◆ **Document segment**
• • • •

Paul calls those who follow the “Aeon of this world” “sons of disobedience”.  The Greek word for “disobedience” is apeitheia.  It sounds like apathy – unfeeling, uninterested.  It also sounds a bit like atheism, which means “without God”.  But neither of those words are its root.  Its root is peithia, which means to be persuaded, believing, convinced.  A-peitheia is the word the early church used to describe those who refused to believe the Gospel of Jesus Christ, that he is Lord and Saviour of the world, the Son of the only True God.  So it’s not just disobedience that Paul’s talking about here.  It is a lifestyle of blatant refusal of the love of God that he has so obviously revealed in and through Jesus Christ.  Humanity’s apeitheistic way of life, no matter what spin we put on it to explain ourselves and our “way of life”, is the way of death.  To be a son of Apeitheia following the “Aeon of this world” is to be a child of wrath.

• • • •

◆ **Stored data entries**
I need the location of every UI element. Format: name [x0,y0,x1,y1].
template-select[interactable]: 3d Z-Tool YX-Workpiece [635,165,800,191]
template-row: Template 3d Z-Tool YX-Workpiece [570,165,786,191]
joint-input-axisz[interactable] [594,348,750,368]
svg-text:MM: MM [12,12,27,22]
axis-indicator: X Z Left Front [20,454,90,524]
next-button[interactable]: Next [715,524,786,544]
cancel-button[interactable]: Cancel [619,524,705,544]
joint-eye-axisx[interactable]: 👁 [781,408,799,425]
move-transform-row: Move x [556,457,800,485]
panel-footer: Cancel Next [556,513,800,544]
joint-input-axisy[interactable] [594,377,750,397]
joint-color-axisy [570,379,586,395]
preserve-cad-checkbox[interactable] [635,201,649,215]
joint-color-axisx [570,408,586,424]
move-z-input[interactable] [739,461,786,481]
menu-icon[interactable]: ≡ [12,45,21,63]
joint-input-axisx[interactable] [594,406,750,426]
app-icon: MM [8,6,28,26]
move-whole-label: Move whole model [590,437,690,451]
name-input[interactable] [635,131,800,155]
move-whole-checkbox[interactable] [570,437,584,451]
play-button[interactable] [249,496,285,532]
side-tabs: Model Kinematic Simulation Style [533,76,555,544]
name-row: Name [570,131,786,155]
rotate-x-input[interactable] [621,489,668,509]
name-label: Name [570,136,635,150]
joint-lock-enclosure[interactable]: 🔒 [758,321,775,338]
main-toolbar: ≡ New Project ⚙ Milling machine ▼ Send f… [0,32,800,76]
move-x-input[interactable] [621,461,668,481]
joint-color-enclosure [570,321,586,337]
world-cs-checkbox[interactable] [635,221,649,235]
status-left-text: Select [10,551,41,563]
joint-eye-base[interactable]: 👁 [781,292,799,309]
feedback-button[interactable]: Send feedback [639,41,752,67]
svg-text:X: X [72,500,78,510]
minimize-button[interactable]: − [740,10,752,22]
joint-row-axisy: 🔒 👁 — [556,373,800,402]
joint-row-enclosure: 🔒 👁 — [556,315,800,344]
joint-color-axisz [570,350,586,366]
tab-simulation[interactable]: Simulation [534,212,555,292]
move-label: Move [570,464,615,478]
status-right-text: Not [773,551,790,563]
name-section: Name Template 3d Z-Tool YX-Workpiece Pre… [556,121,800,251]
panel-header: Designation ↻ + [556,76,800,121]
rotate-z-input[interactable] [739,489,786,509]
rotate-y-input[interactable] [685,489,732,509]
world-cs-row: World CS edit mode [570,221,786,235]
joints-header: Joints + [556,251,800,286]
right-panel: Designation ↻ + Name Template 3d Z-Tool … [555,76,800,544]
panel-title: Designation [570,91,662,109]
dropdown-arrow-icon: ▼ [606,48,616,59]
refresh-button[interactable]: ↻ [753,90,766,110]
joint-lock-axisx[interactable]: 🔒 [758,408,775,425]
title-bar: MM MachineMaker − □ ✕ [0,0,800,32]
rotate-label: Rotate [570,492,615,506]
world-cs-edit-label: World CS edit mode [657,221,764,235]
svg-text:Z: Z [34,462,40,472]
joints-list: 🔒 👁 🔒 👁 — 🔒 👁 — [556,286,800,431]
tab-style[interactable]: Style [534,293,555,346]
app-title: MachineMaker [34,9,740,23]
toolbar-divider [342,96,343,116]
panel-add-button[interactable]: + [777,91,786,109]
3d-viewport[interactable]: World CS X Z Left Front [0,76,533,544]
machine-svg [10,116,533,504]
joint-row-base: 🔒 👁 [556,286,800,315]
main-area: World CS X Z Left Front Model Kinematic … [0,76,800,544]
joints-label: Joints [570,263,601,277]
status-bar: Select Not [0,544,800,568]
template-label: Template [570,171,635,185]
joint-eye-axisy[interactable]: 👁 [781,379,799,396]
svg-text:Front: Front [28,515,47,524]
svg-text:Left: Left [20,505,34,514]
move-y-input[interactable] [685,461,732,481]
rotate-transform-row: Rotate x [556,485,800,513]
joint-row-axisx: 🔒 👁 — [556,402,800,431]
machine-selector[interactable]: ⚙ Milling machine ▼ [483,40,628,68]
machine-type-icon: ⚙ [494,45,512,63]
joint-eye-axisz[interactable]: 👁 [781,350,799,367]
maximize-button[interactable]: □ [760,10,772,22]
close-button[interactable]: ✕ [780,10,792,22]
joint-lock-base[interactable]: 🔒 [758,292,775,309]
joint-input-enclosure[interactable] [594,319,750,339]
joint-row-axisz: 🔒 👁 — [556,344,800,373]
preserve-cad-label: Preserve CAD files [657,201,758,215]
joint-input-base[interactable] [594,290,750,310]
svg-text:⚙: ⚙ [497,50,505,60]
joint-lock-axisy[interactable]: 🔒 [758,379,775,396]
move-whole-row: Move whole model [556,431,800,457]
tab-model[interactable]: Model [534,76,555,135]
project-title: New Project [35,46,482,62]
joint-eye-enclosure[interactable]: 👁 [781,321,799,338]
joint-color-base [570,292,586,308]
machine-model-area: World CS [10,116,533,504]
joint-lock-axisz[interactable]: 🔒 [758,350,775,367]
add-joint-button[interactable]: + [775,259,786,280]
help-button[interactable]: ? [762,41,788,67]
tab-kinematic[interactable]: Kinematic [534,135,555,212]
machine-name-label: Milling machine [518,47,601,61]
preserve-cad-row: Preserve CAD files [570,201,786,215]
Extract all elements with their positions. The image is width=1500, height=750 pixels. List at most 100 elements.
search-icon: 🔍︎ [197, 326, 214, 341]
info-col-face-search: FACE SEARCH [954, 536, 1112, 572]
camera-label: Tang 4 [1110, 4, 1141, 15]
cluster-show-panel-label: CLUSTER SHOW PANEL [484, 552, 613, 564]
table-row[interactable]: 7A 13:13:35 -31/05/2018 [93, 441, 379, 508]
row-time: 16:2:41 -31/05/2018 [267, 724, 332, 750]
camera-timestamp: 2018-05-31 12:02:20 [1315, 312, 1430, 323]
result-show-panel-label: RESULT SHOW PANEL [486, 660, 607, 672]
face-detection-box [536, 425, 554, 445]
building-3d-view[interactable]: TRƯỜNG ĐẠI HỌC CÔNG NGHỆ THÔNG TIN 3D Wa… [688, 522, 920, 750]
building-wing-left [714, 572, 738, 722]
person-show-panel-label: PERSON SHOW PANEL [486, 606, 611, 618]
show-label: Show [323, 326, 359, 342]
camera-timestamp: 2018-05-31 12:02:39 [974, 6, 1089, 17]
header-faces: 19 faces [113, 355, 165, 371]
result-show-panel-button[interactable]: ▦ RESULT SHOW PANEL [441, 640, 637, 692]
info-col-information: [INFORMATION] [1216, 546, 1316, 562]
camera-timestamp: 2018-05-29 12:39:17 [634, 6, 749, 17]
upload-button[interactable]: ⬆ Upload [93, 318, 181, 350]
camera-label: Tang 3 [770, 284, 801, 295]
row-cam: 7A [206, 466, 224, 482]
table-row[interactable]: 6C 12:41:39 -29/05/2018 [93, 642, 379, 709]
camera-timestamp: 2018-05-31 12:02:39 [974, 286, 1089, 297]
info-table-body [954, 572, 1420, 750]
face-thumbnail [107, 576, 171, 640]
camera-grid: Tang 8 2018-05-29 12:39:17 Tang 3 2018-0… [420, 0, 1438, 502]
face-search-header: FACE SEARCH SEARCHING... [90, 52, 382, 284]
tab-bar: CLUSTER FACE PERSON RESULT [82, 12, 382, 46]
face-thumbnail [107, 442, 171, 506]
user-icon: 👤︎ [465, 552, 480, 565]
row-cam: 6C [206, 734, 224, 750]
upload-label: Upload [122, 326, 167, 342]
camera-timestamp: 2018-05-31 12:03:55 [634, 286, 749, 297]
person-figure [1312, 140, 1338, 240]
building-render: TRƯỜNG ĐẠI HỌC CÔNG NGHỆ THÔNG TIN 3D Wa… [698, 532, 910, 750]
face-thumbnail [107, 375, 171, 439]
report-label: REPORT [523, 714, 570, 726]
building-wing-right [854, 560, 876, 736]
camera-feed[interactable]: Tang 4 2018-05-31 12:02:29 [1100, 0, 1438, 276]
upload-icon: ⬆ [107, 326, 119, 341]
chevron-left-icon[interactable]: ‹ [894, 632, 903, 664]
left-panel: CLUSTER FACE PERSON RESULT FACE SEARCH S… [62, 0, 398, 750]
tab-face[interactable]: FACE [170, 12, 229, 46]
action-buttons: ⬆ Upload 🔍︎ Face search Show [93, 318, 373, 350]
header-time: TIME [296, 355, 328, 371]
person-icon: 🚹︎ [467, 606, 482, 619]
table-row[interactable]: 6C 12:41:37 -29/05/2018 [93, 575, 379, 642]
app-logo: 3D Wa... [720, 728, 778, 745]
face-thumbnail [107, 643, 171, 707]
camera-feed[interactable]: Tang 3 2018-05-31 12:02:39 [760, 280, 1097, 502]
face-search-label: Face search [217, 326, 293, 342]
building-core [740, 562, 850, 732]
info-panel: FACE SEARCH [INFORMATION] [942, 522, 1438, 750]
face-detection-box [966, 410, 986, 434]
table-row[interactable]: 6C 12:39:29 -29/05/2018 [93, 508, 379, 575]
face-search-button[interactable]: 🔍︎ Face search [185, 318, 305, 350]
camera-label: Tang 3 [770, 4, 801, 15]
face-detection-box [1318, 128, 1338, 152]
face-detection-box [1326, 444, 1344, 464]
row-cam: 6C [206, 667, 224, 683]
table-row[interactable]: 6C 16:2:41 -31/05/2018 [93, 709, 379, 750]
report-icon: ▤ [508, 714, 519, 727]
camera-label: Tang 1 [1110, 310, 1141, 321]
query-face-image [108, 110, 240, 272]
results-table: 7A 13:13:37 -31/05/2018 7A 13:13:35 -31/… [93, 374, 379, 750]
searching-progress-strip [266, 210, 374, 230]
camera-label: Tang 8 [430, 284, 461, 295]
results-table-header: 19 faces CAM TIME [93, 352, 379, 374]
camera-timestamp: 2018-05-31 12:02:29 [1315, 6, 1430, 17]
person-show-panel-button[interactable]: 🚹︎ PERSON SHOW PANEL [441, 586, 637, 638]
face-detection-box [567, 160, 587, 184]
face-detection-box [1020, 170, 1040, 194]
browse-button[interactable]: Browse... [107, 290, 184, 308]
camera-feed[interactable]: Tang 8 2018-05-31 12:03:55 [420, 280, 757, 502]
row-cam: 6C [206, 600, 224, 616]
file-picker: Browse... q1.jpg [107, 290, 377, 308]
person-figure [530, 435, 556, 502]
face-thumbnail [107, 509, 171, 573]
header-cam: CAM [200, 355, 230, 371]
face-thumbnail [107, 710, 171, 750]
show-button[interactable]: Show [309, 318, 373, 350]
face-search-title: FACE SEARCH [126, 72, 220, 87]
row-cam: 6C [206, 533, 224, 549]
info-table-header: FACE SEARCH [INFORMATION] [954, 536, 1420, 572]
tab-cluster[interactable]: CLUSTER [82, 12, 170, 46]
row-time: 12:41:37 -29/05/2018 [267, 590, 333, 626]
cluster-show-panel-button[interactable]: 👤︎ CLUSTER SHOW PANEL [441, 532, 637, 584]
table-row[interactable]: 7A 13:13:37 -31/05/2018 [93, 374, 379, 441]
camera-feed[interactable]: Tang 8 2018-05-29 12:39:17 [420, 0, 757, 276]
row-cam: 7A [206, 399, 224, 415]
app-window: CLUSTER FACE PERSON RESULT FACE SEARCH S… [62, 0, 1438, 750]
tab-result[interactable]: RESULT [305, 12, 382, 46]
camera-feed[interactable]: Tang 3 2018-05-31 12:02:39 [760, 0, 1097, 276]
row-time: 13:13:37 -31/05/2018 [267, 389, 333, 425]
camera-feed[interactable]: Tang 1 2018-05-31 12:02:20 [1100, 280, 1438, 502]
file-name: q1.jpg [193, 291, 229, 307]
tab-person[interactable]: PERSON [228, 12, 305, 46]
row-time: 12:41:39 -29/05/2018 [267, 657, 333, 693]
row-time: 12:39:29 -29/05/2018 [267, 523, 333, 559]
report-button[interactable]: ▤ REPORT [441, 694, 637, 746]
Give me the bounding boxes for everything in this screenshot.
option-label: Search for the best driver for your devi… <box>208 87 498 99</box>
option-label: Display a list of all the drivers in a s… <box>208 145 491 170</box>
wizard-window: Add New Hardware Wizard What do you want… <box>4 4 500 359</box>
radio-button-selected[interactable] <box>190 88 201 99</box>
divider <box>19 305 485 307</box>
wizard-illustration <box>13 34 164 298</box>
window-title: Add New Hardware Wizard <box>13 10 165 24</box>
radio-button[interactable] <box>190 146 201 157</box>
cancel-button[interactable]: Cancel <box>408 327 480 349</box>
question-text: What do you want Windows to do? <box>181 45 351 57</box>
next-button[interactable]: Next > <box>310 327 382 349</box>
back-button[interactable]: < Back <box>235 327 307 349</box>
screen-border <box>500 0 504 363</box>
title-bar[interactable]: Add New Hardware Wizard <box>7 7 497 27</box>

• • • •

◆ **Questions to answer**
(A) Translate this sentence from the passage on apeitheia into Spanish: "Its root is peithia, which means to be persuaded, believing, convinced."
(B) Condense the paragraph of the passage on apeitheia that begins "Paul calls those who follow" into a shorter version that keeps its main facts.
(C) Continue the passage on apeitheia from its final sentence.

◆ **Responses for each task**
(A) Su raíz es peithia, que significa ser persuadido, creyente, convencido.

(B) Paul calls those who follow the "Aeon of this world" "sons of disobedience." The Greek word, apeitheia, sounds like apathy and atheism but comes from peithia, "to be persuaded, believing, convinced." The early church used it for those who refused to believe the Gospel that Jesus is Lord and Saviour of the world and Son of the only True God. Paul therefore means more than disobedience. He means a lifestyle of blatant refusal of God's love revealed in Jesus Christ. That way of life, however we explain it, is the way of death, and a son of Apeitheia is a child of wrath.

(C)
To give an example of the “Aeon of this world” as it persists today, I find it ironic that at funerals today it is becoming popular, especially if the deceased was a man of successful stature, to play a recording of Mr. Sinatra singing his classic hit “My Way”.  The lyrics are as such:
“And now, the end is near and so I face the final curtain.
My friend, I'll say it clear.  I'll state my case, of which I'm certain.  
I've lived a life that's full.  I've traveled each and every highway.
But more, much more than this, I did it my way.  

Regrets, I've had a few, but then again, too few to mention.
I did what I had to do.  And saw it through without exemption.
I planned each charted course, each careful step along the byway.
And more, much more than this, I did it my way.

Yes, there were times, I'm sure you knew when I bit off more than I could chew.
But through it all, when there was doubt I ate it up and spit it out.
I faced it all and I stood tall and did it my way.

I've loved.  I've laughed and cried.  I've had my fill, my share of losing.
And now, as tears subside I find it all so amusing.
To think I did all that and may I say not in a shy way
- Oh no, oh no, not me - I did it my way.

For what is a man, what has he got?  If not himself, then he has naught.
To say the things he truly feels and not the words of one who kneels.
The record shows I took the blows and did it my way.
Yes, it was my way.”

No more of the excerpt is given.